YOUR TASK
Your reply must be one number: the count of lines in the data below that contain "category".

RECORDED INFORMATION

————————

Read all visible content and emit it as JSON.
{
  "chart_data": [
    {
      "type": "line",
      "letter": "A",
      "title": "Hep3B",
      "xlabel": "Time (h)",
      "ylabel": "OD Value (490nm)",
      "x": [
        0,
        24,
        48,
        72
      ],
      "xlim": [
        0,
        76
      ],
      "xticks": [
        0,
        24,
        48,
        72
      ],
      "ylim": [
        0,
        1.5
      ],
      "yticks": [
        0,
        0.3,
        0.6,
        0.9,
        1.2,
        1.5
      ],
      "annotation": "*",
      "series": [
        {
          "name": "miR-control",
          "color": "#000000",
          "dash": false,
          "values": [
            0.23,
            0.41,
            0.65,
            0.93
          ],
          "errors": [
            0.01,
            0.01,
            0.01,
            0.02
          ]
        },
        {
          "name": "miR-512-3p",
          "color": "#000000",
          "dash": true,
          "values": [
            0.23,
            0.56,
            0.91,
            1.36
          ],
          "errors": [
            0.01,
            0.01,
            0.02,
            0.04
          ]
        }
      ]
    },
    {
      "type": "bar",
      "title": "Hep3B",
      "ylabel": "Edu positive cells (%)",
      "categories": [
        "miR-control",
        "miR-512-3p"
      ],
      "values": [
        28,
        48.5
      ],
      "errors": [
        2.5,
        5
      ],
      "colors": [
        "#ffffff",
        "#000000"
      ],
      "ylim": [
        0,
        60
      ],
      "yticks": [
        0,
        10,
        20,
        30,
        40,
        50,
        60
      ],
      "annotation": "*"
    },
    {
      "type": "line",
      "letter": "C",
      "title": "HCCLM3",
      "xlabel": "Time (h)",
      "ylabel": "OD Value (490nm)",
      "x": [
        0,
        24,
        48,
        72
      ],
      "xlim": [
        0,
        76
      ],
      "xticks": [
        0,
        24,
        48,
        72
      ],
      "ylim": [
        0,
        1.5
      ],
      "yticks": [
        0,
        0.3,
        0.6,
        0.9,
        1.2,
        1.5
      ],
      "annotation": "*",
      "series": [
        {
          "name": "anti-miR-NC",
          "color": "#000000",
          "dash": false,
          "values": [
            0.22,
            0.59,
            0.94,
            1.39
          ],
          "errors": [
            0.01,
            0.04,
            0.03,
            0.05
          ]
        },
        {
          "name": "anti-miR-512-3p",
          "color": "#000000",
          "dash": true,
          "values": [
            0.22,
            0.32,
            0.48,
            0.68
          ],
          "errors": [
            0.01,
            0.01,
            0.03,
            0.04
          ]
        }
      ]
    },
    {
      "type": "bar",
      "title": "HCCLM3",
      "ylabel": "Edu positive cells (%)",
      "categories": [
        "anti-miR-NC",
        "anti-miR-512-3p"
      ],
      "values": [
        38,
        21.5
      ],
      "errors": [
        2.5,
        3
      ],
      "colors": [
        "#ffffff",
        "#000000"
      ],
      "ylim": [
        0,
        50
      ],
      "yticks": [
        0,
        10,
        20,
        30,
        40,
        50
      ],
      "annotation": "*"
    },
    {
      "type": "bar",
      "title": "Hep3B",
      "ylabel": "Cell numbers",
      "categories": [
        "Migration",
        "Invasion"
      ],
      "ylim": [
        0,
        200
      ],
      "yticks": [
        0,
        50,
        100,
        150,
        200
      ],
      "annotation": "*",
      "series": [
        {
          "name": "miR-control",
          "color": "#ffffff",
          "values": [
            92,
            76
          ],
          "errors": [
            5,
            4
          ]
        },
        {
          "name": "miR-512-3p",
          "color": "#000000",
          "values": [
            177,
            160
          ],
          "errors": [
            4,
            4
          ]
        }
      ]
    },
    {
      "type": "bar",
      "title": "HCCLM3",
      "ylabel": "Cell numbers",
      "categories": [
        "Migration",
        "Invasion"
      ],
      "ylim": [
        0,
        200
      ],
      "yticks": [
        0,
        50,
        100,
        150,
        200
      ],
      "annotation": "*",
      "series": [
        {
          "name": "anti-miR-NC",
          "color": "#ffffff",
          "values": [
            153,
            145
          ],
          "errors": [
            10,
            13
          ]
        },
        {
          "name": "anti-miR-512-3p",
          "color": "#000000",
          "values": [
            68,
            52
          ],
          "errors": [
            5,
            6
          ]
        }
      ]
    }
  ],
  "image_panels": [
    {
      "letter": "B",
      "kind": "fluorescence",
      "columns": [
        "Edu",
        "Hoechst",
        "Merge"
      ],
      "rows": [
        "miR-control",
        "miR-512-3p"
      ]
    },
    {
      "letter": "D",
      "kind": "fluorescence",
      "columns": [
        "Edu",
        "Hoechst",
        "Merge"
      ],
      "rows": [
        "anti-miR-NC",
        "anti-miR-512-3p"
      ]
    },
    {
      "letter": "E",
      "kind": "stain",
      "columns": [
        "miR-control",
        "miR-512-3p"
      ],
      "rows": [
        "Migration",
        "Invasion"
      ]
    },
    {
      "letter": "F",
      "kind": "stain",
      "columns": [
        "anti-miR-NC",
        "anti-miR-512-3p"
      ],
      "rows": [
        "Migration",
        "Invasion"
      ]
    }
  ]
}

————————

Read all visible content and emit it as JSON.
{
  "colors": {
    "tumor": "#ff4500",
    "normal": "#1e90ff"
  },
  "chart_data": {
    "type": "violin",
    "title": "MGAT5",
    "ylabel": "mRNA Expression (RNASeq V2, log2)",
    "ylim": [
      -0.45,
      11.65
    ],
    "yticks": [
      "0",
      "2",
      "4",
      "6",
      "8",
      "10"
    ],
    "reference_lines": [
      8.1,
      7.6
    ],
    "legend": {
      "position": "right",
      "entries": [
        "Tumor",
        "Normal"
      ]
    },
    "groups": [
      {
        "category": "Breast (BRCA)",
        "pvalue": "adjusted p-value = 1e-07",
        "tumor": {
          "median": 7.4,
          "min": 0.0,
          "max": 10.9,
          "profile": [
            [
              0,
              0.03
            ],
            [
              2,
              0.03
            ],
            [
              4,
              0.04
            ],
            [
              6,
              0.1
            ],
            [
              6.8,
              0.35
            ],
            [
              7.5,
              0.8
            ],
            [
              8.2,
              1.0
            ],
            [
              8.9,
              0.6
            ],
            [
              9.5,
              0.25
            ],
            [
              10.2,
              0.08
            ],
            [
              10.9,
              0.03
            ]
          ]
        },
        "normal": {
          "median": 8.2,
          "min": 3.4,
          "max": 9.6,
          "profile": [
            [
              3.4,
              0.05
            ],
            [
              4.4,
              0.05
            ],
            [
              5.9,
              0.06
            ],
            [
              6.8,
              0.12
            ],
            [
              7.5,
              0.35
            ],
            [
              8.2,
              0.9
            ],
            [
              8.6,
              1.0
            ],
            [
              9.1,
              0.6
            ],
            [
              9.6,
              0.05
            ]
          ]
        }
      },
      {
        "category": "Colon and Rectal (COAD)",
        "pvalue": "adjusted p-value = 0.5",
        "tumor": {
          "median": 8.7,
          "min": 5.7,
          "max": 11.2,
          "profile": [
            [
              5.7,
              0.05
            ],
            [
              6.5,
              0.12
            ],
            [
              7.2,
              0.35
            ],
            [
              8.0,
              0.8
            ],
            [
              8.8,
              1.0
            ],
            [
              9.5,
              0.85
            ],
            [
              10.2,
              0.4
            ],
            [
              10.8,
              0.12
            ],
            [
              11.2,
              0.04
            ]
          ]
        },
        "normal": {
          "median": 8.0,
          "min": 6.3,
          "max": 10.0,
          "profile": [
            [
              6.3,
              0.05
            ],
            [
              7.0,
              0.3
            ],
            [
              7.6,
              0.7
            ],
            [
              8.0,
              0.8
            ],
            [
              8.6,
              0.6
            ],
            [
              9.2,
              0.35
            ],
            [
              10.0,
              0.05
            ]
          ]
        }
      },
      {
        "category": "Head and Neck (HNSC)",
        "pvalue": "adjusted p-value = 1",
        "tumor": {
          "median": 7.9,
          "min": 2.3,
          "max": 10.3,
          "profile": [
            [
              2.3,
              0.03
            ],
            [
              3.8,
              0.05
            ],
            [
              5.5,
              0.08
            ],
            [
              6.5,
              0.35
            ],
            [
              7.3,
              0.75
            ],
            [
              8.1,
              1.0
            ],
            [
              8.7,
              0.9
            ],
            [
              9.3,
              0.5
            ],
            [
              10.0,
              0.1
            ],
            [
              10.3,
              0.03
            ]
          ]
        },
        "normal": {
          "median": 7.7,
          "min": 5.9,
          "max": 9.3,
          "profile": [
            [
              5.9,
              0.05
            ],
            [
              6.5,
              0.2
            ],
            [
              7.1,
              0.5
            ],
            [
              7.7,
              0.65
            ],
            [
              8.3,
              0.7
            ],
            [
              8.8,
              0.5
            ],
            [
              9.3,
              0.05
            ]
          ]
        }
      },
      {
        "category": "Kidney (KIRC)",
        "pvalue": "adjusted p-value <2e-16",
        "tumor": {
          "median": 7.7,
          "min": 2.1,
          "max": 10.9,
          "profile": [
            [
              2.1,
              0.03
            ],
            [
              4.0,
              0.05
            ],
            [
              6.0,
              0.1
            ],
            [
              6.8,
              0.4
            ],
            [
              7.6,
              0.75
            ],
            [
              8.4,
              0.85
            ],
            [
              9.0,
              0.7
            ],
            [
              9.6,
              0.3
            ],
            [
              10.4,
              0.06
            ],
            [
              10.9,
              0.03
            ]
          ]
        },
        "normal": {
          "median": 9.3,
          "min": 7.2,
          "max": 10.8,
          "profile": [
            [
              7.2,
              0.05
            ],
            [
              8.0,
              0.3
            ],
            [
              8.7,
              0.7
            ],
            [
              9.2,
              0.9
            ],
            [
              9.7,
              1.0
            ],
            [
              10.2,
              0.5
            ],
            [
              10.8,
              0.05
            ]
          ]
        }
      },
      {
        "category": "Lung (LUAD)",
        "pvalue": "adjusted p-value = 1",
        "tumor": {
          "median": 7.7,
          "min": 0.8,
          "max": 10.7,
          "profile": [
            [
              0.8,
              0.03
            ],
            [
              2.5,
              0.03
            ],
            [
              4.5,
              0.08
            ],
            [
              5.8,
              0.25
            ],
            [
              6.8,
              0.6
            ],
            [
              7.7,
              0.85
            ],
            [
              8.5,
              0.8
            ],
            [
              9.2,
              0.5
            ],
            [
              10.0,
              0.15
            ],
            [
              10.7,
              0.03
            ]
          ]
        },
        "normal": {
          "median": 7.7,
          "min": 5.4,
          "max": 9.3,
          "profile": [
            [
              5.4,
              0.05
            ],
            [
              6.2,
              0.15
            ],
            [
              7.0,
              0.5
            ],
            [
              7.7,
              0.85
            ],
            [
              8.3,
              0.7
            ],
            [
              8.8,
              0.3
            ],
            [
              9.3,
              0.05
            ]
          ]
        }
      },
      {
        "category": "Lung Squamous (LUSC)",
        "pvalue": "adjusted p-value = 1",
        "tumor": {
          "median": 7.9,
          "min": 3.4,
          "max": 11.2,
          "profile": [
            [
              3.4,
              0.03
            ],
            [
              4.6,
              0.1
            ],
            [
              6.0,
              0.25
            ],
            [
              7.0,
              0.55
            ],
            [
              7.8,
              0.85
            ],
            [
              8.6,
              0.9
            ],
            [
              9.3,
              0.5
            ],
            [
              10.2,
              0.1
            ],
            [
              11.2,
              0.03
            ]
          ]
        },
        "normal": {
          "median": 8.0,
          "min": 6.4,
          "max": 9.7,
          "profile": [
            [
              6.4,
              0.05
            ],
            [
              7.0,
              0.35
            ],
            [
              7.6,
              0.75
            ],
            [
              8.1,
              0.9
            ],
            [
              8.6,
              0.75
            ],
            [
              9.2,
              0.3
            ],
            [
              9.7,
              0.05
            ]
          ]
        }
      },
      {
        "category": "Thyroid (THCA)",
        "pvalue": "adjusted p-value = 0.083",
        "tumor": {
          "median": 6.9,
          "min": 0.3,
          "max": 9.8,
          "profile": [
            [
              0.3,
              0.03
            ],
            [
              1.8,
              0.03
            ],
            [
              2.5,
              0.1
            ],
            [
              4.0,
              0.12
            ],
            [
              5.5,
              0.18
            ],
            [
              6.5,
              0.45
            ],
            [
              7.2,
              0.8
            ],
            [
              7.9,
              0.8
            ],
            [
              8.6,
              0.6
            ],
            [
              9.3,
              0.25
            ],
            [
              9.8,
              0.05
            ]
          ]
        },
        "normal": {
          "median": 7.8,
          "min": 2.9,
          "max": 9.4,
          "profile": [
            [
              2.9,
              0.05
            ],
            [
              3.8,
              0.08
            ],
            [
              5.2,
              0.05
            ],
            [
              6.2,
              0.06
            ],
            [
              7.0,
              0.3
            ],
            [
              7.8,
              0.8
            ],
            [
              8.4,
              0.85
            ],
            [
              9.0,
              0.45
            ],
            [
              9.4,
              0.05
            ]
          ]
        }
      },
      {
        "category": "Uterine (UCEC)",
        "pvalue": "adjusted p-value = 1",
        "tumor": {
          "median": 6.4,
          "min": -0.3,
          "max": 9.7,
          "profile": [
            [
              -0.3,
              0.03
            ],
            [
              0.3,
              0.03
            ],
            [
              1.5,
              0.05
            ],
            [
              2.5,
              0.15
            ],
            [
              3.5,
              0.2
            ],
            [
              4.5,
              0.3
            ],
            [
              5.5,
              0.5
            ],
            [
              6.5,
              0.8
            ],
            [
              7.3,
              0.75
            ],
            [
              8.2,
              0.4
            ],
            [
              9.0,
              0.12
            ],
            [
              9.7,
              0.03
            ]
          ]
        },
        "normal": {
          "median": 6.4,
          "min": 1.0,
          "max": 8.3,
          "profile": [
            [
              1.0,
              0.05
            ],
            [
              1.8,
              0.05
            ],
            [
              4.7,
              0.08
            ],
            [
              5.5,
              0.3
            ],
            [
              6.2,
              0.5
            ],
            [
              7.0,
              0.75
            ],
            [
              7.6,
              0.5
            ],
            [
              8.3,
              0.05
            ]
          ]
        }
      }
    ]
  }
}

————————

YOUR SOLUTION
8